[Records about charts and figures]

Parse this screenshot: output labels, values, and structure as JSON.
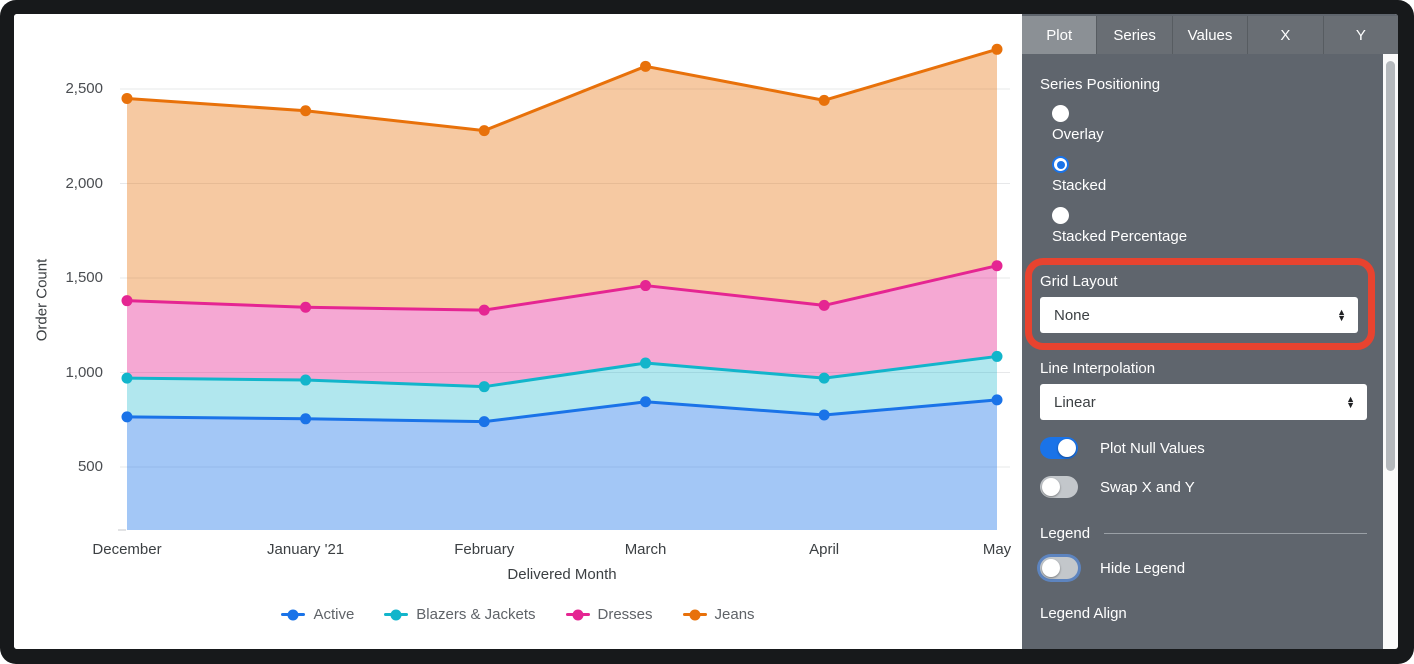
{
  "colors": {
    "accent_blue": "#1a73e8",
    "panel_bg": "#5f656d",
    "highlight_red": "#e8432f",
    "gridline": "#e7e8ea",
    "axis_text": "#3c4043"
  },
  "chart_data": {
    "type": "area",
    "stacked": true,
    "title": "",
    "xlabel": "Delivered Month",
    "ylabel": "Order Count",
    "x": [
      "December",
      "January '21",
      "February",
      "March",
      "April",
      "May"
    ],
    "x_day_offsets": [
      0,
      31,
      62,
      90,
      121,
      151
    ],
    "y_ticks": [
      500,
      1000,
      1500,
      2000,
      2500
    ],
    "ylim": [
      185,
      2780
    ],
    "grid": true,
    "legend_position": "bottom",
    "series": [
      {
        "name": "Active",
        "color": "#1a73e8",
        "fill": "rgba(26,115,232,0.40)",
        "values": [
          765,
          755,
          740,
          845,
          775,
          855
        ]
      },
      {
        "name": "Blazers & Jackets",
        "color": "#12b5cb",
        "fill": "rgba(18,181,203,0.33)",
        "values": [
          205,
          205,
          185,
          205,
          195,
          230
        ]
      },
      {
        "name": "Dresses",
        "color": "#e52592",
        "fill": "rgba(229,37,146,0.40)",
        "values": [
          410,
          385,
          405,
          410,
          385,
          480
        ]
      },
      {
        "name": "Jeans",
        "color": "#e8710a",
        "fill": "rgba(232,113,10,0.38)",
        "values": [
          1070,
          1040,
          950,
          1160,
          1085,
          1145
        ]
      }
    ],
    "stacked_totals": [
      2450,
      2385,
      2280,
      2620,
      2440,
      2710
    ]
  },
  "panel": {
    "tabs": [
      {
        "label": "Plot",
        "active": true
      },
      {
        "label": "Series",
        "active": false
      },
      {
        "label": "Values",
        "active": false
      },
      {
        "label": "X",
        "active": false
      },
      {
        "label": "Y",
        "active": false
      }
    ],
    "series_positioning": {
      "label": "Series Positioning",
      "options": [
        {
          "label": "Overlay",
          "selected": false
        },
        {
          "label": "Stacked",
          "selected": true
        },
        {
          "label": "Stacked Percentage",
          "selected": false
        }
      ]
    },
    "grid_layout": {
      "label": "Grid Layout",
      "value": "None",
      "highlighted": true
    },
    "line_interpolation": {
      "label": "Line Interpolation",
      "value": "Linear"
    },
    "plot_null_values": {
      "label": "Plot Null Values",
      "on": true
    },
    "swap_x_y": {
      "label": "Swap X and Y",
      "on": false
    },
    "legend_header": "Legend",
    "hide_legend": {
      "label": "Hide Legend",
      "on": false,
      "focus_ring": true
    },
    "legend_align_label": "Legend Align"
  }
}
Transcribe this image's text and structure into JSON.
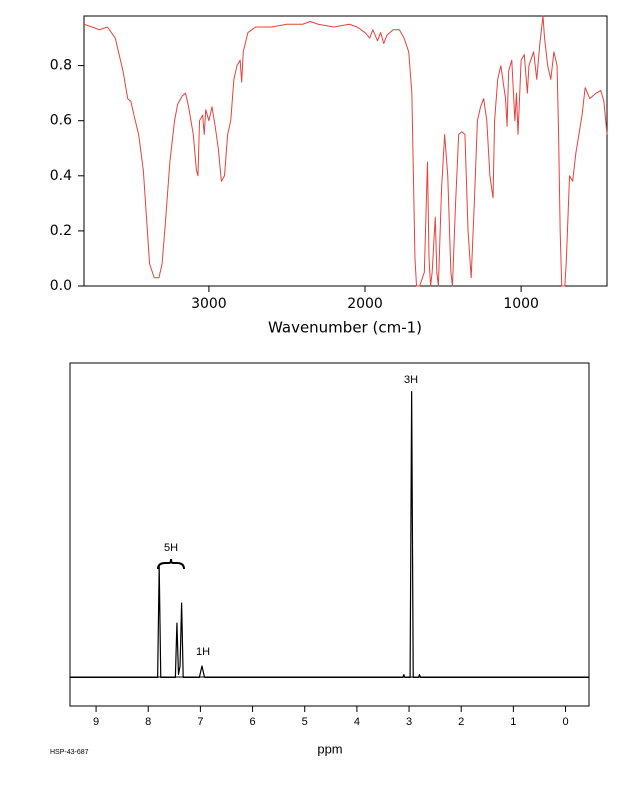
{
  "chart_data": [
    {
      "type": "line",
      "x_label": "Wavenumber (cm-1)",
      "color": "#e8413c",
      "xlim": [
        3800,
        450
      ],
      "xticks": [
        3000,
        2000,
        1000
      ],
      "ylim": [
        0,
        0.98
      ],
      "yticks": [
        {
          "value": 0,
          "label": "0.0"
        },
        0.2,
        0.4,
        0.6,
        0.8
      ],
      "x": [
        3800,
        3750,
        3700,
        3650,
        3600,
        3550,
        3520,
        3500,
        3480,
        3450,
        3420,
        3400,
        3380,
        3350,
        3320,
        3300,
        3280,
        3250,
        3220,
        3200,
        3170,
        3150,
        3130,
        3100,
        3080,
        3070,
        3060,
        3040,
        3030,
        3020,
        3000,
        2980,
        2960,
        2940,
        2920,
        2900,
        2880,
        2860,
        2840,
        2820,
        2800,
        2790,
        2780,
        2750,
        2700,
        2600,
        2500,
        2400,
        2350,
        2300,
        2200,
        2100,
        2050,
        2000,
        1970,
        1950,
        1920,
        1900,
        1880,
        1860,
        1820,
        1780,
        1750,
        1720,
        1700,
        1690,
        1680,
        1670,
        1650,
        1620,
        1600,
        1590,
        1580,
        1570,
        1550,
        1540,
        1530,
        1510,
        1490,
        1470,
        1450,
        1440,
        1420,
        1400,
        1380,
        1360,
        1340,
        1320,
        1300,
        1280,
        1260,
        1240,
        1220,
        1200,
        1180,
        1170,
        1150,
        1130,
        1100,
        1090,
        1080,
        1060,
        1040,
        1030,
        1020,
        1000,
        980,
        960,
        950,
        920,
        900,
        880,
        860,
        850,
        830,
        810,
        790,
        770,
        760,
        750,
        740,
        720,
        710,
        700,
        690,
        670,
        650,
        630,
        610,
        590,
        560,
        520,
        490,
        470,
        450
      ],
      "values": [
        0.95,
        0.94,
        0.93,
        0.94,
        0.9,
        0.78,
        0.68,
        0.67,
        0.62,
        0.55,
        0.42,
        0.25,
        0.08,
        0.03,
        0.03,
        0.08,
        0.22,
        0.45,
        0.6,
        0.66,
        0.69,
        0.7,
        0.65,
        0.55,
        0.42,
        0.4,
        0.6,
        0.62,
        0.55,
        0.64,
        0.6,
        0.65,
        0.58,
        0.5,
        0.38,
        0.4,
        0.55,
        0.6,
        0.75,
        0.8,
        0.82,
        0.74,
        0.85,
        0.92,
        0.94,
        0.94,
        0.95,
        0.95,
        0.96,
        0.95,
        0.94,
        0.95,
        0.94,
        0.92,
        0.9,
        0.93,
        0.89,
        0.92,
        0.88,
        0.91,
        0.93,
        0.93,
        0.9,
        0.85,
        0.7,
        0.4,
        0.1,
        0.0,
        0.0,
        0.05,
        0.45,
        0.1,
        0.0,
        0.05,
        0.25,
        0.05,
        0.0,
        0.35,
        0.55,
        0.4,
        0.05,
        0.0,
        0.3,
        0.55,
        0.56,
        0.55,
        0.2,
        0.03,
        0.3,
        0.6,
        0.65,
        0.68,
        0.6,
        0.4,
        0.32,
        0.6,
        0.75,
        0.8,
        0.68,
        0.58,
        0.78,
        0.82,
        0.6,
        0.7,
        0.55,
        0.82,
        0.84,
        0.7,
        0.8,
        0.85,
        0.75,
        0.88,
        0.98,
        0.9,
        0.8,
        0.75,
        0.85,
        0.8,
        0.55,
        0.2,
        0.0,
        0.0,
        0.1,
        0.25,
        0.4,
        0.38,
        0.48,
        0.55,
        0.62,
        0.72,
        0.68,
        0.7,
        0.71,
        0.67,
        0.55
      ]
    },
    {
      "type": "line",
      "x_label": "ppm",
      "color": "#000000",
      "footnote": "HSP-43-687",
      "annotations": [
        "5H",
        "1H",
        "3H"
      ],
      "xlim": [
        9.5,
        -0.45
      ],
      "xticks": [
        9,
        8,
        7,
        6,
        5,
        4,
        3,
        2,
        1,
        0
      ],
      "ylim": [
        -10,
        110
      ],
      "x": [
        9.5,
        7.82,
        7.79,
        7.76,
        7.48,
        7.45,
        7.42,
        7.39,
        7.36,
        7.33,
        7.02,
        6.97,
        6.92,
        3.12,
        3.1,
        3.08,
        2.98,
        2.95,
        2.92,
        2.82,
        2.8,
        2.78,
        -0.45
      ],
      "values": [
        0,
        0,
        39,
        0,
        0,
        19,
        1,
        4,
        26,
        0,
        0,
        4,
        0,
        0,
        1,
        0,
        0,
        100,
        0,
        0,
        1,
        0,
        0
      ]
    }
  ]
}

- What to do -
Repeat the material above verbatim, with no pictures in the output.

- Complete output -
Parse this screenshot: output labels, values, and structure as JSON.
{
  "colors": {
    "accent_blue": "#1a73e8",
    "panel_bg": "#5f656d",
    "highlight_red": "#e8432f",
    "gridline": "#e7e8ea",
    "axis_text": "#3c4043"
  },
  "chart_data": {
    "type": "area",
    "stacked": true,
    "title": "",
    "xlabel": "Delivered Month",
    "ylabel": "Order Count",
    "x": [
      "December",
      "January '21",
      "February",
      "March",
      "April",
      "May"
    ],
    "x_day_offsets": [
      0,
      31,
      62,
      90,
      121,
      151
    ],
    "y_ticks": [
      500,
      1000,
      1500,
      2000,
      2500
    ],
    "ylim": [
      185,
      2780
    ],
    "grid": true,
    "legend_position": "bottom",
    "series": [
      {
        "name": "Active",
        "color": "#1a73e8",
        "fill": "rgba(26,115,232,0.40)",
        "values": [
          765,
          755,
          740,
          845,
          775,
          855
        ]
      },
      {
        "name": "Blazers & Jackets",
        "color": "#12b5cb",
        "fill": "rgba(18,181,203,0.33)",
        "values": [
          205,
          205,
          185,
          205,
          195,
          230
        ]
      },
      {
        "name": "Dresses",
        "color": "#e52592",
        "fill": "rgba(229,37,146,0.40)",
        "values": [
          410,
          385,
          405,
          410,
          385,
          480
        ]
      },
      {
        "name": "Jeans",
        "color": "#e8710a",
        "fill": "rgba(232,113,10,0.38)",
        "values": [
          1070,
          1040,
          950,
          1160,
          1085,
          1145
        ]
      }
    ],
    "stacked_totals": [
      2450,
      2385,
      2280,
      2620,
      2440,
      2710
    ]
  },
  "panel": {
    "tabs": [
      {
        "label": "Plot",
        "active": true
      },
      {
        "label": "Series",
        "active": false
      },
      {
        "label": "Values",
        "active": false
      },
      {
        "label": "X",
        "active": false
      },
      {
        "label": "Y",
        "active": false
      }
    ],
    "series_positioning": {
      "label": "Series Positioning",
      "options": [
        {
          "label": "Overlay",
          "selected": false
        },
        {
          "label": "Stacked",
          "selected": true
        },
        {
          "label": "Stacked Percentage",
          "selected": false
        }
      ]
    },
    "grid_layout": {
      "label": "Grid Layout",
      "value": "None",
      "highlighted": true
    },
    "line_interpolation": {
      "label": "Line Interpolation",
      "value": "Linear"
    },
    "plot_null_values": {
      "label": "Plot Null Values",
      "on": true
    },
    "swap_x_y": {
      "label": "Swap X and Y",
      "on": false
    },
    "legend_header": "Legend",
    "hide_legend": {
      "label": "Hide Legend",
      "on": false,
      "focus_ring": true
    },
    "legend_align_label": "Legend Align"
  }
}
Transcribe this image's text and structure into JSON.
{
  "chart_data": [
    {
      "type": "line",
      "x_label": "Wavenumber (cm-1)",
      "color": "#e8413c",
      "xlim": [
        3800,
        450
      ],
      "xticks": [
        3000,
        2000,
        1000
      ],
      "ylim": [
        0,
        0.98
      ],
      "yticks": [
        {
          "value": 0,
          "label": "0.0"
        },
        0.2,
        0.4,
        0.6,
        0.8
      ],
      "x": [
        3800,
        3750,
        3700,
        3650,
        3600,
        3550,
        3520,
        3500,
        3480,
        3450,
        3420,
        3400,
        3380,
        3350,
        3320,
        3300,
        3280,
        3250,
        3220,
        3200,
        3170,
        3150,
        3130,
        3100,
        3080,
        3070,
        3060,
        3040,
        3030,
        3020,
        3000,
        2980,
        2960,
        2940,
        2920,
        2900,
        2880,
        2860,
        2840,
        2820,
        2800,
        2790,
        2780,
        2750,
        2700,
        2600,
        2500,
        2400,
        2350,
        2300,
        2200,
        2100,
        2050,
        2000,
        1970,
        1950,
        1920,
        1900,
        1880,
        1860,
        1820,
        1780,
        1750,
        1720,
        1700,
        1690,
        1680,
        1670,
        1650,
        1620,
        1600,
        1590,
        1580,
        1570,
        1550,
        1540,
        1530,
        1510,
        1490,
        1470,
        1450,
        1440,
        1420,
        1400,
        1380,
        1360,
        1340,
        1320,
        1300,
        1280,
        1260,
        1240,
        1220,
        1200,
        1180,
        1170,
        1150,
        1130,
        1100,
        1090,
        1080,
        1060,
        1040,
        1030,
        1020,
        1000,
        980,
        960,
        950,
        920,
        900,
        880,
        860,
        850,
        830,
        810,
        790,
        770,
        760,
        750,
        740,
        720,
        710,
        700,
        690,
        670,
        650,
        630,
        610,
        590,
        560,
        520,
        490,
        470,
        450
      ],
      "values": [
        0.95,
        0.94,
        0.93,
        0.94,
        0.9,
        0.78,
        0.68,
        0.67,
        0.62,
        0.55,
        0.42,
        0.25,
        0.08,
        0.03,
        0.03,
        0.08,
        0.22,
        0.45,
        0.6,
        0.66,
        0.69,
        0.7,
        0.65,
        0.55,
        0.42,
        0.4,
        0.6,
        0.62,
        0.55,
        0.64,
        0.6,
        0.65,
        0.58,
        0.5,
        0.38,
        0.4,
        0.55,
        0.6,
        0.75,
        0.8,
        0.82,
        0.74,
        0.85,
        0.92,
        0.94,
        0.94,
        0.95,
        0.95,
        0.96,
        0.95,
        0.94,
        0.95,
        0.94,
        0.92,
        0.9,
        0.93,
        0.89,
        0.92,
        0.88,
        0.91,
        0.93,
        0.93,
        0.9,
        0.85,
        0.7,
        0.4,
        0.1,
        0.0,
        0.0,
        0.05,
        0.45,
        0.1,
        0.0,
        0.05,
        0.25,
        0.05,
        0.0,
        0.35,
        0.55,
        0.4,
        0.05,
        0.0,
        0.3,
        0.55,
        0.56,
        0.55,
        0.2,
        0.03,
        0.3,
        0.6,
        0.65,
        0.68,
        0.6,
        0.4,
        0.32,
        0.6,
        0.75,
        0.8,
        0.68,
        0.58,
        0.78,
        0.82,
        0.6,
        0.7,
        0.55,
        0.82,
        0.84,
        0.7,
        0.8,
        0.85,
        0.75,
        0.88,
        0.98,
        0.9,
        0.8,
        0.75,
        0.85,
        0.8,
        0.55,
        0.2,
        0.0,
        0.0,
        0.1,
        0.25,
        0.4,
        0.38,
        0.48,
        0.55,
        0.62,
        0.72,
        0.68,
        0.7,
        0.71,
        0.67,
        0.55
      ]
    },
    {
      "type": "line",
      "x_label": "ppm",
      "color": "#000000",
      "footnote": "HSP-43-687",
      "annotations": [
        "5H",
        "1H",
        "3H"
      ],
      "xlim": [
        9.5,
        -0.45
      ],
      "xticks": [
        9,
        8,
        7,
        6,
        5,
        4,
        3,
        2,
        1,
        0
      ],
      "ylim": [
        -10,
        110
      ],
      "x": [
        9.5,
        7.82,
        7.79,
        7.76,
        7.48,
        7.45,
        7.42,
        7.39,
        7.36,
        7.33,
        7.02,
        6.97,
        6.92,
        3.12,
        3.1,
        3.08,
        2.98,
        2.95,
        2.92,
        2.82,
        2.8,
        2.78,
        -0.45
      ],
      "values": [
        0,
        0,
        39,
        0,
        0,
        19,
        1,
        4,
        26,
        0,
        0,
        4,
        0,
        0,
        1,
        0,
        0,
        100,
        0,
        0,
        1,
        0,
        0
      ]
    }
  ]
}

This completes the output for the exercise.